**Data entries**
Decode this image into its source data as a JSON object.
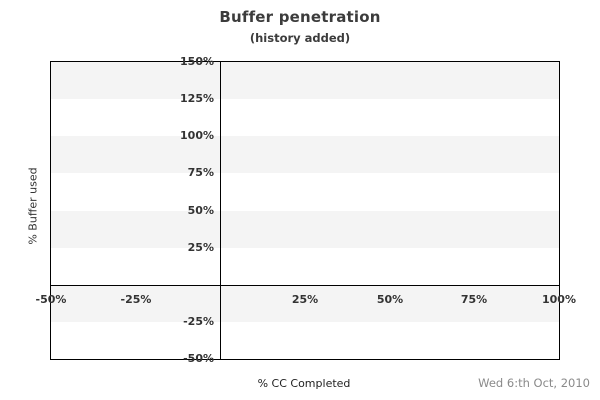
{
  "footer": {
    "date_label": "Wed 6:th Oct, 2010"
  },
  "colors": {
    "band_fill": "#f4f4f4",
    "axis_line": "#000000",
    "tick_text": "#333333",
    "title_text": "#3c3c3c",
    "date_text": "#8a8a8a",
    "background": "#ffffff"
  },
  "chart_data": {
    "type": "scatter",
    "title": "Buffer penetration",
    "subtitle": "(history added)",
    "xlabel": "% CC Completed",
    "ylabel": "% Buffer used",
    "xlim": [
      -50,
      100
    ],
    "ylim": [
      -50,
      150
    ],
    "x_ticks": [
      {
        "value": -50,
        "label": "-50%"
      },
      {
        "value": -25,
        "label": "-25%"
      },
      {
        "value": 25,
        "label": "25%"
      },
      {
        "value": 50,
        "label": "50%"
      },
      {
        "value": 75,
        "label": "75%"
      },
      {
        "value": 100,
        "label": "100%"
      }
    ],
    "y_ticks": [
      {
        "value": 150,
        "label": "150%"
      },
      {
        "value": 125,
        "label": "125%"
      },
      {
        "value": 100,
        "label": "100%"
      },
      {
        "value": 75,
        "label": "75%"
      },
      {
        "value": 50,
        "label": "50%"
      },
      {
        "value": 25,
        "label": "25%"
      },
      {
        "value": -25,
        "label": "-25%"
      },
      {
        "value": -50,
        "label": "-50%"
      }
    ],
    "band_step": 25,
    "band_pattern": "alternating horizontal bands, topmost band shaded",
    "zero_lines": true,
    "grid": false,
    "legend": "none",
    "series": []
  }
}
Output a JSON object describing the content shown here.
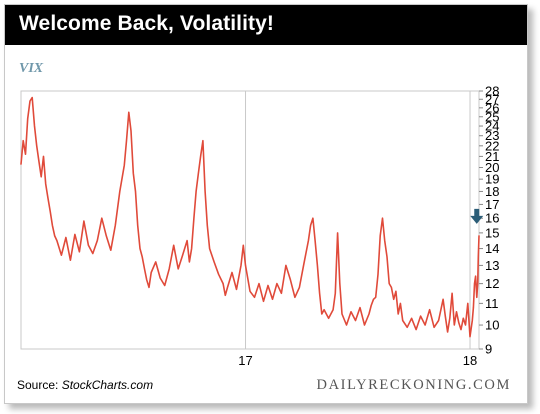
{
  "title": "Welcome Back, Volatility!",
  "series_label": "VIX",
  "source_prefix": "Source: ",
  "source_name": "StockCharts.com",
  "brand": "DAILYRECKONING.COM",
  "colors": {
    "line": "#e04a3a",
    "arrow": "#2b5d77",
    "series_label": "#6f97aa",
    "grid": "#c9c9c9",
    "title_bar": "#000000"
  },
  "chart_data": {
    "type": "line",
    "title": "Welcome Back, Volatility!",
    "ylabel": "VIX",
    "y_scale": "log",
    "ylim": [
      9,
      28
    ],
    "y_ticks": [
      9,
      10,
      11,
      12,
      13,
      14,
      15,
      16,
      17,
      18,
      19,
      20,
      21,
      22,
      23,
      24,
      25,
      26,
      27,
      28
    ],
    "x_range": [
      2016.0,
      2018.04
    ],
    "x_ticks": [
      {
        "value": 2017.0,
        "label": "17"
      },
      {
        "value": 2018.0,
        "label": "18"
      }
    ],
    "grid": "vertical",
    "annotation": {
      "type": "arrow-down",
      "x": 2018.03,
      "points_to": 15.2
    },
    "series": [
      {
        "values": [
          [
            2016.0,
            20.3
          ],
          [
            2016.01,
            22.5
          ],
          [
            2016.02,
            21.2
          ],
          [
            2016.03,
            24.8
          ],
          [
            2016.04,
            26.8
          ],
          [
            2016.05,
            27.2
          ],
          [
            2016.06,
            24.0
          ],
          [
            2016.07,
            22.0
          ],
          [
            2016.08,
            20.5
          ],
          [
            2016.09,
            19.2
          ],
          [
            2016.1,
            21.0
          ],
          [
            2016.11,
            18.6
          ],
          [
            2016.12,
            17.5
          ],
          [
            2016.13,
            16.5
          ],
          [
            2016.14,
            15.5
          ],
          [
            2016.15,
            14.8
          ],
          [
            2016.16,
            14.5
          ],
          [
            2016.18,
            13.6
          ],
          [
            2016.2,
            14.7
          ],
          [
            2016.22,
            13.3
          ],
          [
            2016.24,
            14.9
          ],
          [
            2016.26,
            13.8
          ],
          [
            2016.28,
            15.8
          ],
          [
            2016.3,
            14.2
          ],
          [
            2016.32,
            13.7
          ],
          [
            2016.34,
            14.5
          ],
          [
            2016.36,
            16.0
          ],
          [
            2016.38,
            14.8
          ],
          [
            2016.4,
            13.9
          ],
          [
            2016.42,
            15.5
          ],
          [
            2016.44,
            18.0
          ],
          [
            2016.46,
            20.2
          ],
          [
            2016.47,
            22.5
          ],
          [
            2016.48,
            25.5
          ],
          [
            2016.49,
            23.5
          ],
          [
            2016.5,
            19.5
          ],
          [
            2016.51,
            18.0
          ],
          [
            2016.52,
            15.5
          ],
          [
            2016.53,
            14.0
          ],
          [
            2016.54,
            13.5
          ],
          [
            2016.55,
            12.8
          ],
          [
            2016.56,
            12.2
          ],
          [
            2016.57,
            11.8
          ],
          [
            2016.58,
            12.6
          ],
          [
            2016.6,
            13.2
          ],
          [
            2016.62,
            12.3
          ],
          [
            2016.64,
            11.9
          ],
          [
            2016.66,
            12.8
          ],
          [
            2016.68,
            14.2
          ],
          [
            2016.7,
            12.8
          ],
          [
            2016.72,
            13.6
          ],
          [
            2016.74,
            14.5
          ],
          [
            2016.75,
            13.2
          ],
          [
            2016.76,
            14.0
          ],
          [
            2016.77,
            16.0
          ],
          [
            2016.78,
            18.0
          ],
          [
            2016.79,
            19.5
          ],
          [
            2016.8,
            21.0
          ],
          [
            2016.81,
            22.5
          ],
          [
            2016.82,
            18.0
          ],
          [
            2016.83,
            15.5
          ],
          [
            2016.84,
            14.0
          ],
          [
            2016.86,
            13.2
          ],
          [
            2016.88,
            12.5
          ],
          [
            2016.9,
            12.0
          ],
          [
            2016.91,
            11.4
          ],
          [
            2016.92,
            11.8
          ],
          [
            2016.94,
            12.6
          ],
          [
            2016.96,
            11.7
          ],
          [
            2016.98,
            13.0
          ],
          [
            2016.99,
            14.2
          ],
          [
            2017.0,
            13.0
          ],
          [
            2017.02,
            11.6
          ],
          [
            2017.04,
            11.3
          ],
          [
            2017.06,
            12.0
          ],
          [
            2017.08,
            11.1
          ],
          [
            2017.1,
            11.9
          ],
          [
            2017.12,
            11.2
          ],
          [
            2017.14,
            12.0
          ],
          [
            2017.16,
            11.5
          ],
          [
            2017.18,
            13.0
          ],
          [
            2017.2,
            12.2
          ],
          [
            2017.22,
            11.3
          ],
          [
            2017.24,
            11.8
          ],
          [
            2017.26,
            13.1
          ],
          [
            2017.28,
            14.5
          ],
          [
            2017.29,
            15.5
          ],
          [
            2017.3,
            16.0
          ],
          [
            2017.31,
            14.5
          ],
          [
            2017.32,
            13.0
          ],
          [
            2017.33,
            11.5
          ],
          [
            2017.34,
            10.5
          ],
          [
            2017.35,
            10.7
          ],
          [
            2017.37,
            10.3
          ],
          [
            2017.39,
            10.7
          ],
          [
            2017.4,
            11.5
          ],
          [
            2017.41,
            15.0
          ],
          [
            2017.42,
            12.0
          ],
          [
            2017.43,
            10.5
          ],
          [
            2017.45,
            10.0
          ],
          [
            2017.47,
            10.6
          ],
          [
            2017.49,
            10.2
          ],
          [
            2017.51,
            10.8
          ],
          [
            2017.53,
            10.0
          ],
          [
            2017.55,
            10.5
          ],
          [
            2017.56,
            10.9
          ],
          [
            2017.57,
            11.2
          ],
          [
            2017.58,
            11.3
          ],
          [
            2017.59,
            12.5
          ],
          [
            2017.6,
            14.8
          ],
          [
            2017.61,
            16.0
          ],
          [
            2017.62,
            14.5
          ],
          [
            2017.63,
            13.5
          ],
          [
            2017.64,
            12.0
          ],
          [
            2017.65,
            11.8
          ],
          [
            2017.66,
            11.2
          ],
          [
            2017.67,
            11.6
          ],
          [
            2017.68,
            10.5
          ],
          [
            2017.69,
            11.0
          ],
          [
            2017.7,
            10.2
          ],
          [
            2017.72,
            9.9
          ],
          [
            2017.74,
            10.3
          ],
          [
            2017.76,
            9.8
          ],
          [
            2017.78,
            10.4
          ],
          [
            2017.8,
            10.0
          ],
          [
            2017.82,
            10.7
          ],
          [
            2017.84,
            9.9
          ],
          [
            2017.86,
            10.2
          ],
          [
            2017.88,
            11.2
          ],
          [
            2017.89,
            10.4
          ],
          [
            2017.9,
            9.7
          ],
          [
            2017.91,
            10.3
          ],
          [
            2017.92,
            11.5
          ],
          [
            2017.93,
            10.0
          ],
          [
            2017.94,
            10.6
          ],
          [
            2017.95,
            10.1
          ],
          [
            2017.96,
            9.8
          ],
          [
            2017.97,
            10.3
          ],
          [
            2017.98,
            10.0
          ],
          [
            2017.99,
            11.0
          ],
          [
            2018.0,
            9.5
          ],
          [
            2018.01,
            10.2
          ],
          [
            2018.015,
            10.8
          ],
          [
            2018.02,
            12.0
          ],
          [
            2018.025,
            12.4
          ],
          [
            2018.03,
            11.3
          ],
          [
            2018.034,
            12.0
          ],
          [
            2018.037,
            13.5
          ],
          [
            2018.04,
            14.8
          ]
        ]
      }
    ]
  }
}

**Aim of the exercise**
Filter lines by "type" and return each hit.

**Answer for the task**
    "type": "scatter",
    "type": "line",
      "type": "arrow-down",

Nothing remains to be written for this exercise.